Figure record extracts
————

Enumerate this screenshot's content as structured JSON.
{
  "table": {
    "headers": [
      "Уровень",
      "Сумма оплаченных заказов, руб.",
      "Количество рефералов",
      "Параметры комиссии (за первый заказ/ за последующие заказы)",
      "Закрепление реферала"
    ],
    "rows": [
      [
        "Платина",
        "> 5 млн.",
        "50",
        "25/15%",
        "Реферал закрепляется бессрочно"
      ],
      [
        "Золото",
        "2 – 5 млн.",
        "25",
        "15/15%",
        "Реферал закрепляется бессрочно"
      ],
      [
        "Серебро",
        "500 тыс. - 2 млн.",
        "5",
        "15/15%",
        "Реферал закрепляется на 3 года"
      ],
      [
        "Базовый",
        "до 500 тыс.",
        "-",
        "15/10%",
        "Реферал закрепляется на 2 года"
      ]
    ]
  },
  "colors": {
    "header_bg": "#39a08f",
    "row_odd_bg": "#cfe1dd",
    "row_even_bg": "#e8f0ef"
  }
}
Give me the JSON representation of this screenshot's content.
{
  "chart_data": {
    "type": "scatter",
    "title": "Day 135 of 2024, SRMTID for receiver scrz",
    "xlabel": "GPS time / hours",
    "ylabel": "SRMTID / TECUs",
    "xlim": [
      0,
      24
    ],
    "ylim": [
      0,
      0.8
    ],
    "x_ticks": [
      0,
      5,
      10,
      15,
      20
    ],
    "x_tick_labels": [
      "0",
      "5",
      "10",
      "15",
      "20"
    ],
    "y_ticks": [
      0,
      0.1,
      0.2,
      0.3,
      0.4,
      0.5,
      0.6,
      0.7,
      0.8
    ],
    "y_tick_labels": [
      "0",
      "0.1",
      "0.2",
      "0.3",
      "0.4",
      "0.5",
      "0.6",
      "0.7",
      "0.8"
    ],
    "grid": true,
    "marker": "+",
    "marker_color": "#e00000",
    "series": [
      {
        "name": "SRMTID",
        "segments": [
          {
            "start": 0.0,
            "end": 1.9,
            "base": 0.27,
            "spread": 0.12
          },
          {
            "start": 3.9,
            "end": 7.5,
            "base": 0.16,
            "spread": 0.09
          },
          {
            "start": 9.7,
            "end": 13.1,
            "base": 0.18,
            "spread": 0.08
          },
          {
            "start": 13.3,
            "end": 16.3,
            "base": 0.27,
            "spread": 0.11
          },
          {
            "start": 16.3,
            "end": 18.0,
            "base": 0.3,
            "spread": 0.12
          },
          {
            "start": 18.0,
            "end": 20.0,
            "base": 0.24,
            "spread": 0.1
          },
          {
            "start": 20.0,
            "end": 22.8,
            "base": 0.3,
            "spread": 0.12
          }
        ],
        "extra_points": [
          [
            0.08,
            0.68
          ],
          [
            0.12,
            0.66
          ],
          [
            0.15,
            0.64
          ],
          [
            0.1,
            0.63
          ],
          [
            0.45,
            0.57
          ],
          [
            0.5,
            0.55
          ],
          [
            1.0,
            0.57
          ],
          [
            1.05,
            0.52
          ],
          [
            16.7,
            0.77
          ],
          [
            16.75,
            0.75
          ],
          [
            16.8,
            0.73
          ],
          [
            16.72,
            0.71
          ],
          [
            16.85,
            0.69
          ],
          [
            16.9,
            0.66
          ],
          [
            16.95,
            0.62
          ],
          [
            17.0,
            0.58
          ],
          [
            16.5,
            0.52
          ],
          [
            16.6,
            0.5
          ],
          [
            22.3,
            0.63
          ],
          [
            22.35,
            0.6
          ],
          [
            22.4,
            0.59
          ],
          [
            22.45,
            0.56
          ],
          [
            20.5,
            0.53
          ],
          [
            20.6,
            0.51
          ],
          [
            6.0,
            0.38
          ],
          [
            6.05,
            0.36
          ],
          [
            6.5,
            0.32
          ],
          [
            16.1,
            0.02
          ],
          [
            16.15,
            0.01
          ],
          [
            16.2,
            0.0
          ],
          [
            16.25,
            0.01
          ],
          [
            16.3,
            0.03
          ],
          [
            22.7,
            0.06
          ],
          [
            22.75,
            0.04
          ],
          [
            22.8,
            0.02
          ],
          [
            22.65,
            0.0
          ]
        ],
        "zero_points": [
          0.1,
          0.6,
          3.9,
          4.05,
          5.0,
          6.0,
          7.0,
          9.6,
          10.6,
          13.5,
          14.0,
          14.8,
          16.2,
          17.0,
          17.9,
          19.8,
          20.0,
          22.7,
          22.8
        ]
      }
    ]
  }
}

————

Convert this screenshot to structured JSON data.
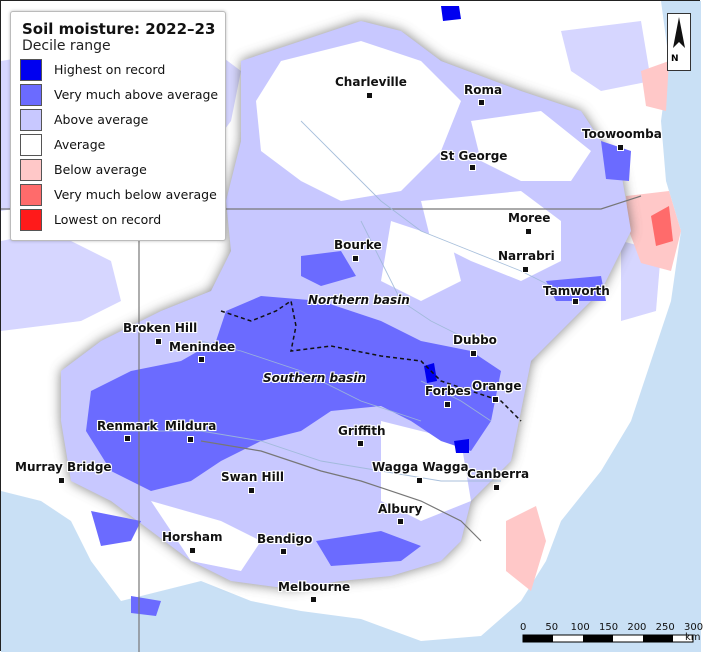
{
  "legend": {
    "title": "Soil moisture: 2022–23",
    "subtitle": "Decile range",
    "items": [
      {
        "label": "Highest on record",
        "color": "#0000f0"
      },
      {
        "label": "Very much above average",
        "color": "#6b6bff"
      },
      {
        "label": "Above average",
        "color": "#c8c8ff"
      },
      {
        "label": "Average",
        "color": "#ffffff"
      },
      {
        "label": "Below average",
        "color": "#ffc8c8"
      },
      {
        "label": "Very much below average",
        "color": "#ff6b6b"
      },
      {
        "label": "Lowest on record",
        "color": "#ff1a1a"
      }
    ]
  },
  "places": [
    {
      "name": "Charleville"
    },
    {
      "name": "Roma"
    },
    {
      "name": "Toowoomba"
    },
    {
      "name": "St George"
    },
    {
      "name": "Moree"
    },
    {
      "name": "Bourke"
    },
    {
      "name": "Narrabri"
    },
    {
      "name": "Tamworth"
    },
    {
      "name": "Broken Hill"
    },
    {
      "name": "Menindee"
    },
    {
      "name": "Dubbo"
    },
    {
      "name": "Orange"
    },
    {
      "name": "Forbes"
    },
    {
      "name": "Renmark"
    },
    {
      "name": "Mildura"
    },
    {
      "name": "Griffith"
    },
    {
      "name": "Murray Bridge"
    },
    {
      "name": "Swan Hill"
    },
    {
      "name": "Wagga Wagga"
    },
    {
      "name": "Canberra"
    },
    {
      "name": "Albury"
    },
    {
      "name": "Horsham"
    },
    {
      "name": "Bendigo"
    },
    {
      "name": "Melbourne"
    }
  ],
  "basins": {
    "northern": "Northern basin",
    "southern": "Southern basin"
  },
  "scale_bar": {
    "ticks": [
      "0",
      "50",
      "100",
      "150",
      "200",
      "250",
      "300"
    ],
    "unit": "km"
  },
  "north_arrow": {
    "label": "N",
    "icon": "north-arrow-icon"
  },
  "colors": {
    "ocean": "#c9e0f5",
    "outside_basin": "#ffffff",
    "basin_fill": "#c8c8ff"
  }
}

————

● Task requirements
Report all lines of the data that include the word "года".

● Completed exercise
        "Реферал закрепляется на 3 года"
        "Реферал закрепляется на 2 года"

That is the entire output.